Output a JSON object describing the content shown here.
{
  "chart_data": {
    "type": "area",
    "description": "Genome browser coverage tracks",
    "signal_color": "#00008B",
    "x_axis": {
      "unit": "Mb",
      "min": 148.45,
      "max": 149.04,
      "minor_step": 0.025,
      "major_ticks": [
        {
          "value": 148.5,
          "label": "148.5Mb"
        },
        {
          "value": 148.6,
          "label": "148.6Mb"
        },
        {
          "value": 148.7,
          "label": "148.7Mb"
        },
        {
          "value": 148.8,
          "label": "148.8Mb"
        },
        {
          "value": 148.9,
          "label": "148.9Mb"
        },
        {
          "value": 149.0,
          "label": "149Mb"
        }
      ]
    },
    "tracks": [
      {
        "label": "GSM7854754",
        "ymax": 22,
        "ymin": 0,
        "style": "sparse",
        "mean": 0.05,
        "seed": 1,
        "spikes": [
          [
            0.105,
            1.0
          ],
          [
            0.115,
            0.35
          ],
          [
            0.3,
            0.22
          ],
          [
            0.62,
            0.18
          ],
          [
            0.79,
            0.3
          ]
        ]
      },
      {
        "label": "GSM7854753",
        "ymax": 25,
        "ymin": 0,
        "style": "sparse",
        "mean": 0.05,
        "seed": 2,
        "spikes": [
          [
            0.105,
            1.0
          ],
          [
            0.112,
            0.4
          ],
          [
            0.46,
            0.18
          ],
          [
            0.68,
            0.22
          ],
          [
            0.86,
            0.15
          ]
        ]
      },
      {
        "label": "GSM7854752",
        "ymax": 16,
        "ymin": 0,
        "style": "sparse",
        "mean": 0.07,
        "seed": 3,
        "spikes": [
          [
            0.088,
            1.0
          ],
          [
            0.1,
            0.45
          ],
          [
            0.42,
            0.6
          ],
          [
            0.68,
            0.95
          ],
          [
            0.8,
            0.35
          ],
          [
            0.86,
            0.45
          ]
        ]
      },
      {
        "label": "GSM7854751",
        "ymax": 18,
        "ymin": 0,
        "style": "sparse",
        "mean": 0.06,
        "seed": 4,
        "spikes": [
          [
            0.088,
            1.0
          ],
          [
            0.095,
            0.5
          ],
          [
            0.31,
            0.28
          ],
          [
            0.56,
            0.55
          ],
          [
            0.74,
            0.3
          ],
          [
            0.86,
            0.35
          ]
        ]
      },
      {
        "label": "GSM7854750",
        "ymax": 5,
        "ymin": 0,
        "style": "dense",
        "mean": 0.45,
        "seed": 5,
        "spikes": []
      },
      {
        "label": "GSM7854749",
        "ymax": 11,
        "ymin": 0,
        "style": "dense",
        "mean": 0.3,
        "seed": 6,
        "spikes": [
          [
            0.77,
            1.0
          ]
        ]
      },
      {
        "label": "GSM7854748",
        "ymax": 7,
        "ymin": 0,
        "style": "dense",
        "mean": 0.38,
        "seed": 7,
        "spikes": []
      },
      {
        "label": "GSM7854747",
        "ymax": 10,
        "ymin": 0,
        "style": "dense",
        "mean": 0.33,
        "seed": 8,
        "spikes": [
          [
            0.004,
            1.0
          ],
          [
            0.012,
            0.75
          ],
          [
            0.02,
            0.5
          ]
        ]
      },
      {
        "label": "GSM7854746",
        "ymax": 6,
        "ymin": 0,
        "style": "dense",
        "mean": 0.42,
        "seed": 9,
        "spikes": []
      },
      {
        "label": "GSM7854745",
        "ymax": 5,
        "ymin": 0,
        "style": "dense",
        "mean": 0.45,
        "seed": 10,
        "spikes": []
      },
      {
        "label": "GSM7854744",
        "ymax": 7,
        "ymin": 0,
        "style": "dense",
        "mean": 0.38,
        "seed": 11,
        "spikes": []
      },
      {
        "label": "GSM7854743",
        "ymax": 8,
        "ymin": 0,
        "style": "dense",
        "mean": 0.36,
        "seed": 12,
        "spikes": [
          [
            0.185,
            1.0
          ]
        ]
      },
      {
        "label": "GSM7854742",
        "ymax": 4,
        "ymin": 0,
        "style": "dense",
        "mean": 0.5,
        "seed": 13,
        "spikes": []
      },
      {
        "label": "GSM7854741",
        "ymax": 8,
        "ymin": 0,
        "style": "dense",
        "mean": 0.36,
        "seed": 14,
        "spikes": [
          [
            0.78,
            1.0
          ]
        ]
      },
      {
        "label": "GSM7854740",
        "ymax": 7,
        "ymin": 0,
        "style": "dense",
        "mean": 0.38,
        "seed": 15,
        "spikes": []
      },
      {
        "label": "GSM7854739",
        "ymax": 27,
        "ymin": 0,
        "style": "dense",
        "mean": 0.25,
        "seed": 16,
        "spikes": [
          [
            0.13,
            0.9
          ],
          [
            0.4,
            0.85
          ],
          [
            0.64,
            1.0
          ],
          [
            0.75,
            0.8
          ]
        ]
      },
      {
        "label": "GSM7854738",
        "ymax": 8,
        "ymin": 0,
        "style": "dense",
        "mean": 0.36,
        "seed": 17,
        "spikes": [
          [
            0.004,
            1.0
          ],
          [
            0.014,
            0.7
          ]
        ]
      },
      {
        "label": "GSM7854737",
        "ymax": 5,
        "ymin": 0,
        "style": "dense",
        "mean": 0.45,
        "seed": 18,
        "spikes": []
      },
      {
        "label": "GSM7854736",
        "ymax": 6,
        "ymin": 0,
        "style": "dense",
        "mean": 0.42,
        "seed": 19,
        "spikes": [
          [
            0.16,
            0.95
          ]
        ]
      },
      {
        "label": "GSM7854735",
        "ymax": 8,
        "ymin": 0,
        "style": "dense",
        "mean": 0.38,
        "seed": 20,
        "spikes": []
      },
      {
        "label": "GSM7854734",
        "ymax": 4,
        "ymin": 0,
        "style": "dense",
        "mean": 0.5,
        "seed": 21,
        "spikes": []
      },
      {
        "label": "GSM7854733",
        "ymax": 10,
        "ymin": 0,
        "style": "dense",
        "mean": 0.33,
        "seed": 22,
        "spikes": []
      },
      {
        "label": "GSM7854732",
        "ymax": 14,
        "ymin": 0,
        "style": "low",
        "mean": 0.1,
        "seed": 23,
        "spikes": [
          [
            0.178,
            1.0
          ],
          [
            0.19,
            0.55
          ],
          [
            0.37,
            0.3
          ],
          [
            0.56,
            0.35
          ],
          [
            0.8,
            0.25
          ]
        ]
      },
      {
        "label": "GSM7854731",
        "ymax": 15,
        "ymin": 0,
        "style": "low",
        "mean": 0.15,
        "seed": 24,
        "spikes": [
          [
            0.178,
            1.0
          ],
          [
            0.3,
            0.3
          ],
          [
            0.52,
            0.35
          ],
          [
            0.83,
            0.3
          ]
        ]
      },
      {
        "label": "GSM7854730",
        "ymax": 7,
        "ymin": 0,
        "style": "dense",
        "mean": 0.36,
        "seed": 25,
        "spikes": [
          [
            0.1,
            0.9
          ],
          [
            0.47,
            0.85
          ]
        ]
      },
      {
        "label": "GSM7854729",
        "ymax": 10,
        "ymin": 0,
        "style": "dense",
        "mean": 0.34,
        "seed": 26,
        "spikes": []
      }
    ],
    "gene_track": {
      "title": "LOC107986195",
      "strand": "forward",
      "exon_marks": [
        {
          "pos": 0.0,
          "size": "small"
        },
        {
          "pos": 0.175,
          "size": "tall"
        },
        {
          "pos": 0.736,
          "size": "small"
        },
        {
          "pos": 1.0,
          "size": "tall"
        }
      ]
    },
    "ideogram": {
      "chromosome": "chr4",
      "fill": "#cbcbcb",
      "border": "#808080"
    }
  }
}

▬▬▬

> [DIRECTIONS FOR THIS TASK] Every line containing the word "tracks" should be copied from the material.

> [WRITTEN SOLUTION]
    "description": "Genome browser coverage tracks",
    "tracks": [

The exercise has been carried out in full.